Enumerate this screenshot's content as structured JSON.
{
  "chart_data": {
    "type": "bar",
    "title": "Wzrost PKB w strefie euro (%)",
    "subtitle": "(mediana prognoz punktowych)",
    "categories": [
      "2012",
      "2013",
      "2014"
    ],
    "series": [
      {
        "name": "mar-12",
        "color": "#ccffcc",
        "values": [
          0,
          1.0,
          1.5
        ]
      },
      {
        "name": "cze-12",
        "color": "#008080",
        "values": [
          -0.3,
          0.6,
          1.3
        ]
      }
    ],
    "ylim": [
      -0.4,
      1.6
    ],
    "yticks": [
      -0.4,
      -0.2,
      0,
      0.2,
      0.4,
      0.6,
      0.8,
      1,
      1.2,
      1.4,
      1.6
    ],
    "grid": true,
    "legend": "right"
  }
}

※ ※ ※

- _Task instructions_
Repeat the material above in full, quoting it exactly.

- _Final answer_
Enumerate this screenshot's content as structured JSON.
{
  "chart_data": {
    "type": "bar",
    "title": "Wzrost PKB w strefie euro (%)",
    "subtitle": "(mediana prognoz punktowych)",
    "categories": [
      "2012",
      "2013",
      "2014"
    ],
    "series": [
      {
        "name": "mar-12",
        "color": "#ccffcc",
        "values": [
          0,
          1.0,
          1.5
        ]
      },
      {
        "name": "cze-12",
        "color": "#008080",
        "values": [
          -0.3,
          0.6,
          1.3
        ]
      }
    ],
    "ylim": [
      -0.4,
      1.6
    ],
    "yticks": [
      -0.4,
      -0.2,
      0,
      0.2,
      0.4,
      0.6,
      0.8,
      1,
      1.2,
      1.4,
      1.6
    ],
    "grid": true,
    "legend": "right"
  }
}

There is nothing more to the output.